▶ SOURCE:
_ _ _ _

Memory problems with simple ETL in Pyspark

Patrick McCarthy Fri, 14 Apr 2017 09:10:37 -0700

Hello,

I'm trying to build an ETL job which takes in 30-100gb of text data and
prepares it for SparkML. I don't speak Scala so I've been trying to
implement in PySpark on YARN, Spark 2.1.


Despite the transformations being fairly simple, the job always fails by
running out of executor memory.

The input table is long (~6bn rows) but composed of three simple values:

#####################################################################
all_data_long.printSchema()

root
|-- id: long (nullable = true)
|-- label: short (nullable = true)
|-- segment: string (nullable = true)

#####################################################################

First I join it to a table of particular segments of interests and do an
aggregation,

#####################################################################

audiences.printSchema()

_ _ _ _

▶ SOURCE DATA:
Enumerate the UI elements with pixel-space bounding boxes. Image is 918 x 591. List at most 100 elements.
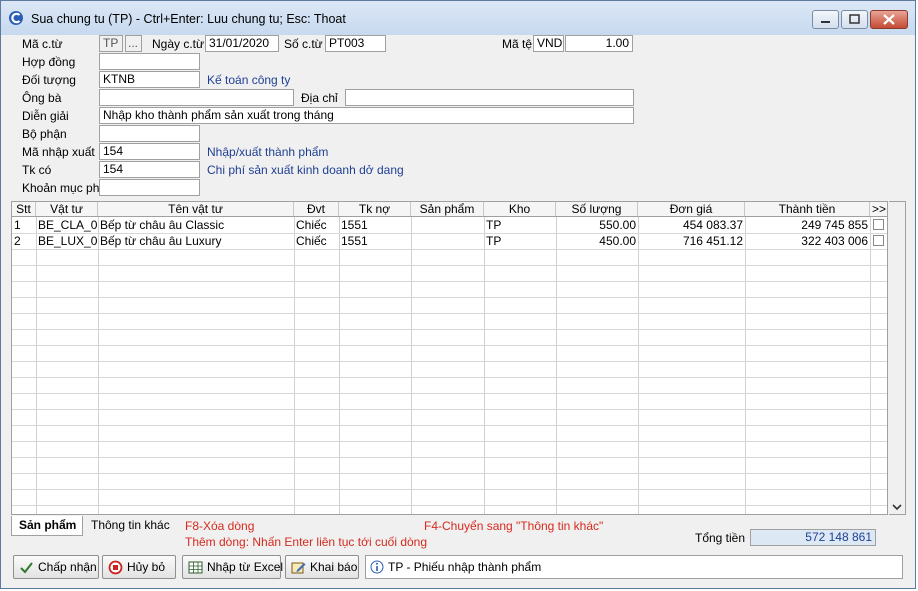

_ _ _ _

▶ PROBLEMS TO SOLVE:
• a. Check each statement against the forum post on PySpark memory problems, answering yes or no and quoting the words of the post that decide it. (i) The job runs on YARN with Spark 2.1. (ii) The input table holds roughly six billion rows. (iii) The segment column in the input table is of type long.
• b. Resume the forum post on PySpark memory problems after its final line.

▶ EXERCISE RESULTS:
• a.
(i) Yes: "implement in PySpark on YARN, Spark 2.1."
(ii) Yes: "The input table is long (~6bn rows)"
(iii) No: "|-- segment: string (nullable = true)"

• b.
root
 |-- entry: integer (nullable = true)
 |-- descr: string (nullable = true)


print("Num in adl: {}".format(str(all_data_long.count())))

aud_str = audiences.select(audiences['entry'].cast('string'),
        audiences['descr'])

alldata_aud = all_data_long.join(aud_str,
        all_data_long['segment']==aud_str['entry'],
        'left_outer')

str_idx  = StringIndexer(inputCol='segment',outputCol='indexedSegs')

idx_df   = str_idx.fit(alldata_aud)
label_df =
idx_df.transform(alldata_aud).withColumnRenamed('label','label_val')

id_seg = (label_df
        .filter(label_df.descr.isNotNull())
        .groupBy('id')
        .agg(collect_list('descr')))

id_seg.write.saveAsTable("hive.id_seg")

#####################################################################

Then, I use that StringIndexer again on the first data frame to featurize
the segment ID

#####################################################################

alldat_idx =
idx_df.transform(all_data_long).withColumnRenamed('label','label_val')

#####################################################################


My ultimate goal is to make a SparseVector, so I group the indexed segments
by id and try to cast it into a vector

#####################################################################

list_to_sparse_udf = udf(lambda l, maxlen: Vectors.sparse(maxlen, {v:1.0
for v in l}),VectorUDT())

alldat_idx.cache()

feature_vec_len = (alldat_idx.select(max('indexedSegs')).first()[0] + 1)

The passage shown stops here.